Records that describe figures:
•••••

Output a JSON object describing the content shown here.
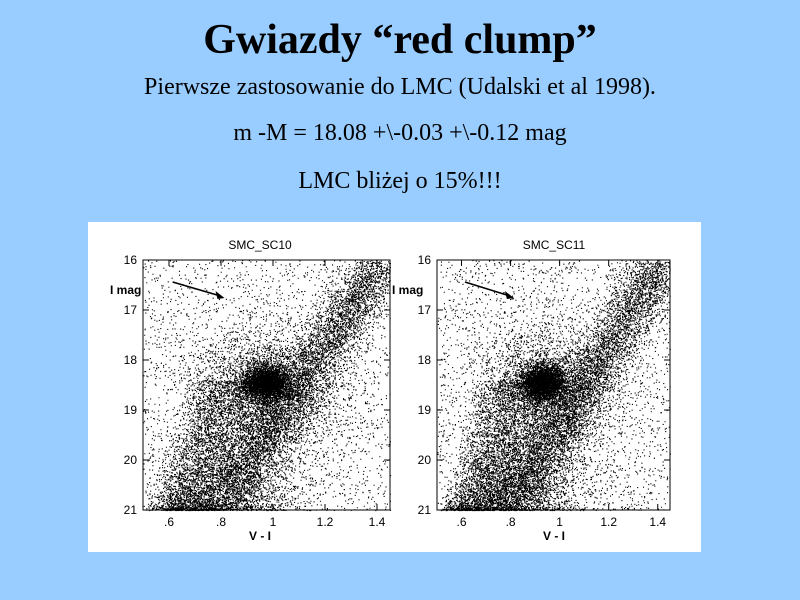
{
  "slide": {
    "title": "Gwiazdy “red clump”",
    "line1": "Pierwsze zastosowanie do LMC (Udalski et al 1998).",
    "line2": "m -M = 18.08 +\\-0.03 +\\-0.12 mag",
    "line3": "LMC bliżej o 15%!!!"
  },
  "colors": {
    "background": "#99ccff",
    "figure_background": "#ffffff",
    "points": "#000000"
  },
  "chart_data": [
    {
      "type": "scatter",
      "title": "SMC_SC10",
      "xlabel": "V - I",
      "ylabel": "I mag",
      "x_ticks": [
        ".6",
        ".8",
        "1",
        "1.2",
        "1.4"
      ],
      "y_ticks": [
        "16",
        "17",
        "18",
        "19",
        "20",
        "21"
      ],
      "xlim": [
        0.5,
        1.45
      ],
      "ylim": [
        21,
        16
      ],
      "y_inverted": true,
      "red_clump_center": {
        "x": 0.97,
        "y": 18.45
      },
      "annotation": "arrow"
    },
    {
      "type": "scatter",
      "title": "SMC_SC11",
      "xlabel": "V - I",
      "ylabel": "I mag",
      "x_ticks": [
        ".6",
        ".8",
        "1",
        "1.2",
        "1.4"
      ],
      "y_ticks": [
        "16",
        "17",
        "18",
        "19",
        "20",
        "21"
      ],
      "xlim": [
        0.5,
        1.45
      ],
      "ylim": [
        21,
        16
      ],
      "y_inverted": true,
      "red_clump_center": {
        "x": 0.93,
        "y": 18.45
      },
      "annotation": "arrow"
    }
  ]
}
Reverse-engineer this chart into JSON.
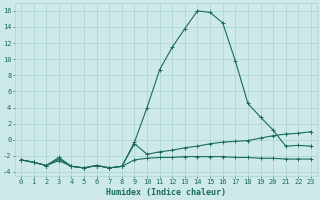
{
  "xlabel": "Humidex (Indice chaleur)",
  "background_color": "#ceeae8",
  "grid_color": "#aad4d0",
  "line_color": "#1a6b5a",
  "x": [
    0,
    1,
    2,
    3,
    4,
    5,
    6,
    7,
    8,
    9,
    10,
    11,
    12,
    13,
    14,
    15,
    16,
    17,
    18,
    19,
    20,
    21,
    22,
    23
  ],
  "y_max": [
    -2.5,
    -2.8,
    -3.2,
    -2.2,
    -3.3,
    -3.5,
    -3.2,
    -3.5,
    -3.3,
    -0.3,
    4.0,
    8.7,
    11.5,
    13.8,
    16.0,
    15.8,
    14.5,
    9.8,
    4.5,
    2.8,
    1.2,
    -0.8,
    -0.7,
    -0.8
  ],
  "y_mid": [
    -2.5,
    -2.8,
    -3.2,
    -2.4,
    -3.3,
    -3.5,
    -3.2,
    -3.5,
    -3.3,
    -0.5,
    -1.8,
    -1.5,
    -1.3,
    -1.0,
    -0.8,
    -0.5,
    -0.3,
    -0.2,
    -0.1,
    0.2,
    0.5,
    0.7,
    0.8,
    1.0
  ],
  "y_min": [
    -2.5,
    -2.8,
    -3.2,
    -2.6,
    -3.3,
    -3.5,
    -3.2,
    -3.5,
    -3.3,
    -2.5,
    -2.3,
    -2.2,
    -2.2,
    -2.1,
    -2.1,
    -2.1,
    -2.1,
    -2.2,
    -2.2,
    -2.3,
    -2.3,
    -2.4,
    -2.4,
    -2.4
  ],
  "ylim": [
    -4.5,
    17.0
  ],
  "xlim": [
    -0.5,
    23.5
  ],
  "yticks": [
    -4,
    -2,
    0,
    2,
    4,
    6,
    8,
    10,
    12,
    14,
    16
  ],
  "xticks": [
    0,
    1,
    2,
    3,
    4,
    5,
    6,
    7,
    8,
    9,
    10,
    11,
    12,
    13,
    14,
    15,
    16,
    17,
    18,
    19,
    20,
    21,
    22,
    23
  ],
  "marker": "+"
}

•••••

What the task requires: Transcribe the records above exactly, leaving out every picture.

Task response:
Output a JSON object describing the content shown here.
{
  "slide": {
    "title": "Gwiazdy “red clump”",
    "line1": "Pierwsze zastosowanie do LMC (Udalski et al 1998).",
    "line2": "m -M = 18.08 +\\-0.03 +\\-0.12 mag",
    "line3": "LMC bliżej o 15%!!!"
  },
  "colors": {
    "background": "#99ccff",
    "figure_background": "#ffffff",
    "points": "#000000"
  },
  "chart_data": [
    {
      "type": "scatter",
      "title": "SMC_SC10",
      "xlabel": "V - I",
      "ylabel": "I mag",
      "x_ticks": [
        ".6",
        ".8",
        "1",
        "1.2",
        "1.4"
      ],
      "y_ticks": [
        "16",
        "17",
        "18",
        "19",
        "20",
        "21"
      ],
      "xlim": [
        0.5,
        1.45
      ],
      "ylim": [
        21,
        16
      ],
      "y_inverted": true,
      "red_clump_center": {
        "x": 0.97,
        "y": 18.45
      },
      "annotation": "arrow"
    },
    {
      "type": "scatter",
      "title": "SMC_SC11",
      "xlabel": "V - I",
      "ylabel": "I mag",
      "x_ticks": [
        ".6",
        ".8",
        "1",
        "1.2",
        "1.4"
      ],
      "y_ticks": [
        "16",
        "17",
        "18",
        "19",
        "20",
        "21"
      ],
      "xlim": [
        0.5,
        1.45
      ],
      "ylim": [
        21,
        16
      ],
      "y_inverted": true,
      "red_clump_center": {
        "x": 0.93,
        "y": 18.45
      },
      "annotation": "arrow"
    }
  ]
}
Reverse-engineer this chart into JSON.
{
  "xlabel": "Humidex (Indice chaleur)",
  "background_color": "#ceeae8",
  "grid_color": "#aad4d0",
  "line_color": "#1a6b5a",
  "x": [
    0,
    1,
    2,
    3,
    4,
    5,
    6,
    7,
    8,
    9,
    10,
    11,
    12,
    13,
    14,
    15,
    16,
    17,
    18,
    19,
    20,
    21,
    22,
    23
  ],
  "y_max": [
    -2.5,
    -2.8,
    -3.2,
    -2.2,
    -3.3,
    -3.5,
    -3.2,
    -3.5,
    -3.3,
    -0.3,
    4.0,
    8.7,
    11.5,
    13.8,
    16.0,
    15.8,
    14.5,
    9.8,
    4.5,
    2.8,
    1.2,
    -0.8,
    -0.7,
    -0.8
  ],
  "y_mid": [
    -2.5,
    -2.8,
    -3.2,
    -2.4,
    -3.3,
    -3.5,
    -3.2,
    -3.5,
    -3.3,
    -0.5,
    -1.8,
    -1.5,
    -1.3,
    -1.0,
    -0.8,
    -0.5,
    -0.3,
    -0.2,
    -0.1,
    0.2,
    0.5,
    0.7,
    0.8,
    1.0
  ],
  "y_min": [
    -2.5,
    -2.8,
    -3.2,
    -2.6,
    -3.3,
    -3.5,
    -3.2,
    -3.5,
    -3.3,
    -2.5,
    -2.3,
    -2.2,
    -2.2,
    -2.1,
    -2.1,
    -2.1,
    -2.1,
    -2.2,
    -2.2,
    -2.3,
    -2.3,
    -2.4,
    -2.4,
    -2.4
  ],
  "ylim": [
    -4.5,
    17.0
  ],
  "xlim": [
    -0.5,
    23.5
  ],
  "yticks": [
    -4,
    -2,
    0,
    2,
    4,
    6,
    8,
    10,
    12,
    14,
    16
  ],
  "xticks": [
    0,
    1,
    2,
    3,
    4,
    5,
    6,
    7,
    8,
    9,
    10,
    11,
    12,
    13,
    14,
    15,
    16,
    17,
    18,
    19,
    20,
    21,
    22,
    23
  ],
  "marker": "+"
}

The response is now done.